--- Requirements ---
Omit the pictures from the entries below and retype everything else exactly.

--- Task input ---
┄┄┄┄┄┄┄┄┄┄
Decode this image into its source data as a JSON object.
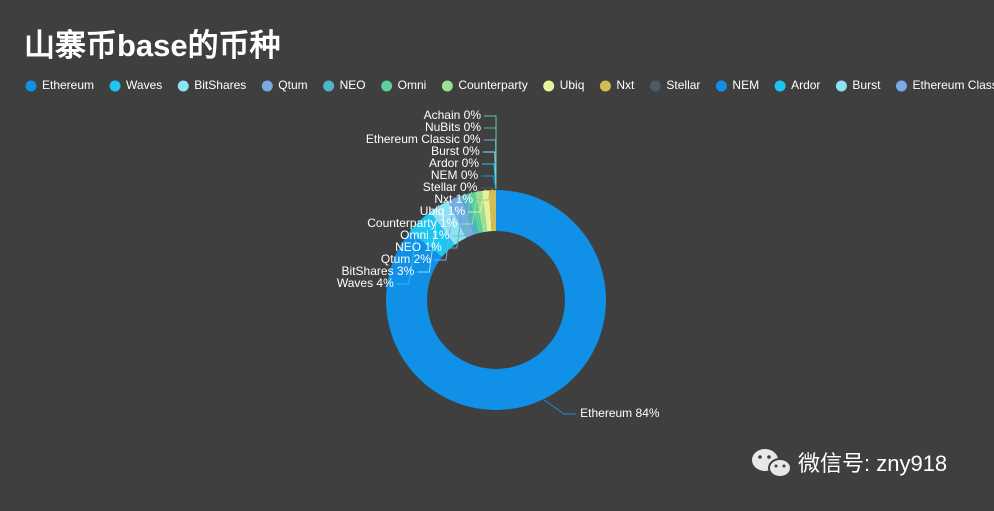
{
  "chart_data": {
    "type": "donut",
    "title": "山寨币base的币种",
    "categories": [
      "Ethereum",
      "Waves",
      "BitShares",
      "Qtum",
      "NEO",
      "Omni",
      "Counterparty",
      "Ubiq",
      "Nxt",
      "Stellar",
      "NEM",
      "Ardor",
      "Burst",
      "Ethereum Classic",
      "NuBits",
      "Achain"
    ],
    "values": [
      84,
      4,
      3,
      2,
      1,
      1,
      1,
      1,
      1,
      0,
      0,
      0,
      0,
      0,
      0,
      0
    ],
    "value_labels": [
      "Ethereum 84%",
      "Waves 4%",
      "BitShares 3%",
      "Qtum 2%",
      "NEO 1%",
      "Omni 1%",
      "Counterparty 1%",
      "Ubiq 1%",
      "Nxt 1%",
      "Stellar 0%",
      "NEM 0%",
      "Ardor 0%",
      "Burst 0%",
      "Ethereum Classic 0%",
      "NuBits 0%",
      "Achain 0%"
    ],
    "colors": [
      "#1090e6",
      "#1cc6f3",
      "#8de3f5",
      "#77abe6",
      "#4db5c6",
      "#5bcf9c",
      "#98e196",
      "#e6f39e",
      "#d2bd52",
      "#4b5968",
      "#1090e6",
      "#1cc6f3",
      "#8de3f5",
      "#77abe6",
      "#4db5c6",
      "#5bcf9c"
    ],
    "legend": "top",
    "watermark": "微信号: zny918"
  }
}
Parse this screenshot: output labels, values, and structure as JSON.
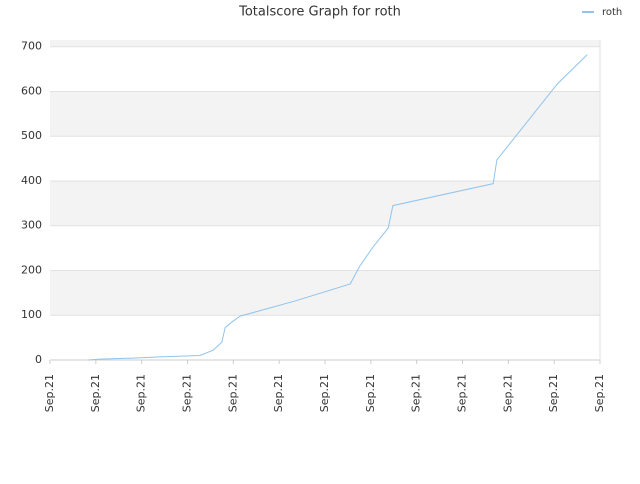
{
  "chart_data": {
    "type": "line",
    "title": "Totalscore Graph for roth",
    "series": [
      {
        "name": "roth",
        "color": "#90c4ee",
        "x": [
          0.83,
          1.09,
          1.75,
          2.4,
          3.27,
          3.56,
          3.75,
          3.82,
          3.97,
          4.15,
          5.35,
          6.55,
          6.76,
          7.03,
          7.38,
          7.48,
          9.67,
          9.75,
          11.07,
          11.72
        ],
        "values": [
          0,
          2,
          4,
          7,
          10,
          22,
          40,
          72,
          85,
          98,
          132,
          170,
          210,
          250,
          295,
          345,
          394,
          447,
          617,
          682
        ]
      }
    ],
    "xlim": [
      0,
      12
    ],
    "xticks": [
      {
        "value": 0,
        "label": "Sep.21"
      },
      {
        "value": 1,
        "label": "Sep.21"
      },
      {
        "value": 2,
        "label": "Sep.21"
      },
      {
        "value": 3,
        "label": "Sep.21"
      },
      {
        "value": 4,
        "label": "Sep.21"
      },
      {
        "value": 5,
        "label": "Sep.21"
      },
      {
        "value": 6,
        "label": "Sep.21"
      },
      {
        "value": 7,
        "label": "Sep.21"
      },
      {
        "value": 8,
        "label": "Sep.21"
      },
      {
        "value": 9,
        "label": "Sep.21"
      },
      {
        "value": 10,
        "label": "Sep.21"
      },
      {
        "value": 11,
        "label": "Sep.21"
      },
      {
        "value": 12,
        "label": "Sep.21"
      }
    ],
    "ylim": [
      0,
      715
    ],
    "yticks": [
      0,
      100,
      200,
      300,
      400,
      500,
      600,
      700
    ],
    "grid": true,
    "legend": "top-right"
  }
}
┄┄┄┄┄┄┄┄┄┄
--- Solution ---
Decode this image into its source data as a JSON object.
{
  "chart_data": {
    "type": "donut",
    "title": "山寨币base的币种",
    "categories": [
      "Ethereum",
      "Waves",
      "BitShares",
      "Qtum",
      "NEO",
      "Omni",
      "Counterparty",
      "Ubiq",
      "Nxt",
      "Stellar",
      "NEM",
      "Ardor",
      "Burst",
      "Ethereum Classic",
      "NuBits",
      "Achain"
    ],
    "values": [
      84,
      4,
      3,
      2,
      1,
      1,
      1,
      1,
      1,
      0,
      0,
      0,
      0,
      0,
      0,
      0
    ],
    "value_labels": [
      "Ethereum 84%",
      "Waves 4%",
      "BitShares 3%",
      "Qtum 2%",
      "NEO 1%",
      "Omni 1%",
      "Counterparty 1%",
      "Ubiq 1%",
      "Nxt 1%",
      "Stellar 0%",
      "NEM 0%",
      "Ardor 0%",
      "Burst 0%",
      "Ethereum Classic 0%",
      "NuBits 0%",
      "Achain 0%"
    ],
    "colors": [
      "#1090e6",
      "#1cc6f3",
      "#8de3f5",
      "#77abe6",
      "#4db5c6",
      "#5bcf9c",
      "#98e196",
      "#e6f39e",
      "#d2bd52",
      "#4b5968",
      "#1090e6",
      "#1cc6f3",
      "#8de3f5",
      "#77abe6",
      "#4db5c6",
      "#5bcf9c"
    ],
    "legend": "top",
    "watermark": "微信号: zny918"
  }
}
Parse this screenshot: output labels, values, and structure as JSON.
{
  "chart_data": {
    "type": "line",
    "title": "Totalscore Graph for roth",
    "series": [
      {
        "name": "roth",
        "color": "#90c4ee",
        "x": [
          0.83,
          1.09,
          1.75,
          2.4,
          3.27,
          3.56,
          3.75,
          3.82,
          3.97,
          4.15,
          5.35,
          6.55,
          6.76,
          7.03,
          7.38,
          7.48,
          9.67,
          9.75,
          11.07,
          11.72
        ],
        "values": [
          0,
          2,
          4,
          7,
          10,
          22,
          40,
          72,
          85,
          98,
          132,
          170,
          210,
          250,
          295,
          345,
          394,
          447,
          617,
          682
        ]
      }
    ],
    "xlim": [
      0,
      12
    ],
    "xticks": [
      {
        "value": 0,
        "label": "Sep.21"
      },
      {
        "value": 1,
        "label": "Sep.21"
      },
      {
        "value": 2,
        "label": "Sep.21"
      },
      {
        "value": 3,
        "label": "Sep.21"
      },
      {
        "value": 4,
        "label": "Sep.21"
      },
      {
        "value": 5,
        "label": "Sep.21"
      },
      {
        "value": 6,
        "label": "Sep.21"
      },
      {
        "value": 7,
        "label": "Sep.21"
      },
      {
        "value": 8,
        "label": "Sep.21"
      },
      {
        "value": 9,
        "label": "Sep.21"
      },
      {
        "value": 10,
        "label": "Sep.21"
      },
      {
        "value": 11,
        "label": "Sep.21"
      },
      {
        "value": 12,
        "label": "Sep.21"
      }
    ],
    "ylim": [
      0,
      715
    ],
    "yticks": [
      0,
      100,
      200,
      300,
      400,
      500,
      600,
      700
    ],
    "grid": true,
    "legend": "top-right"
  }
}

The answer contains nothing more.